#### [Set exercise]
Reproduce every line of the material below verbatim, with no changes.

┌─ Data shown

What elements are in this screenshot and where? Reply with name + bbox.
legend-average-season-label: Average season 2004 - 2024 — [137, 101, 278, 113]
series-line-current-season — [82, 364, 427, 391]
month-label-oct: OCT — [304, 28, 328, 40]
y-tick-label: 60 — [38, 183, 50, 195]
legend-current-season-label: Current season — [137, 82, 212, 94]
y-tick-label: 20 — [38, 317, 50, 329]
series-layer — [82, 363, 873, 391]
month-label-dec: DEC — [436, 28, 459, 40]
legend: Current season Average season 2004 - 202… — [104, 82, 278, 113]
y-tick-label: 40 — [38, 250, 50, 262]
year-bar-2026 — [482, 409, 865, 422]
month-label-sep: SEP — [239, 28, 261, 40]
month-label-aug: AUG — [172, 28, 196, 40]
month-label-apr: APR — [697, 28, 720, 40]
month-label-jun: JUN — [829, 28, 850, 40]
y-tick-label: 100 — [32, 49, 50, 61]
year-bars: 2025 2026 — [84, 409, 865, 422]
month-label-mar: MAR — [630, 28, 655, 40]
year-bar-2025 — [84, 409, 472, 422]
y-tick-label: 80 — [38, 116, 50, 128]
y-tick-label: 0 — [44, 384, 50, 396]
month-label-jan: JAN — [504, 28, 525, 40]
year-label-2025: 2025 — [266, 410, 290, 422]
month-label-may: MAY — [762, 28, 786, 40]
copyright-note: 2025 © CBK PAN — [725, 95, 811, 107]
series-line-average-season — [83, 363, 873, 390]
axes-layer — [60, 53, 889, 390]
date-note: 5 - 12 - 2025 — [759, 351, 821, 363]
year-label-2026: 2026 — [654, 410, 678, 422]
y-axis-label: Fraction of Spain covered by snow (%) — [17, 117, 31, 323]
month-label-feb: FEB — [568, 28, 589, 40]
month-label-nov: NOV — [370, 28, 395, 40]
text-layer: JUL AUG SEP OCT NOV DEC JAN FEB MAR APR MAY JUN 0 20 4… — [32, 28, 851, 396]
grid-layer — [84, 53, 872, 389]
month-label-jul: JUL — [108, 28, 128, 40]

└─

#### [Task answer]
What elements are in this screenshot and where? Reply with name + bbox.
legend-average-season-label: Average season 2004 - 2024 — [137, 101, 278, 113]
series-line-current-season — [82, 364, 427, 391]
month-label-oct: OCT — [304, 28, 328, 40]
y-tick-label: 60 — [38, 183, 50, 195]
legend-current-season-label: Current season — [137, 82, 212, 94]
y-tick-label: 20 — [38, 317, 50, 329]
series-layer — [82, 363, 873, 391]
month-label-dec: DEC — [436, 28, 459, 40]
legend: Current season Average season 2004 - 202… — [104, 82, 278, 113]
y-tick-label: 40 — [38, 250, 50, 262]
year-bar-2026 — [482, 409, 865, 422]
month-label-sep: SEP — [239, 28, 261, 40]
month-label-aug: AUG — [172, 28, 196, 40]
month-label-apr: APR — [697, 28, 720, 40]
month-label-jun: JUN — [829, 28, 850, 40]
y-tick-label: 100 — [32, 49, 50, 61]
year-bars: 2025 2026 — [84, 409, 865, 422]
month-label-mar: MAR — [630, 28, 655, 40]
year-bar-2025 — [84, 409, 472, 422]
y-tick-label: 80 — [38, 116, 50, 128]
y-tick-label: 0 — [44, 384, 50, 396]
month-label-jan: JAN — [504, 28, 525, 40]
year-label-2025: 2025 — [266, 410, 290, 422]
month-label-may: MAY — [762, 28, 786, 40]
copyright-note: 2025 © CBK PAN — [725, 95, 811, 107]
series-line-average-season — [83, 363, 873, 390]
axes-layer — [60, 53, 889, 390]
date-note: 5 - 12 - 2025 — [759, 351, 821, 363]
year-label-2026: 2026 — [654, 410, 678, 422]
y-axis-label: Fraction of Spain covered by snow (%) — [17, 117, 31, 323]
month-label-feb: FEB — [568, 28, 589, 40]
month-label-nov: NOV — [370, 28, 395, 40]
text-layer: JUL AUG SEP OCT NOV DEC JAN FEB MAR APR MAY JUN 0 20 4… — [32, 28, 851, 396]
grid-layer — [84, 53, 872, 389]
month-label-jul: JUL — [108, 28, 128, 40]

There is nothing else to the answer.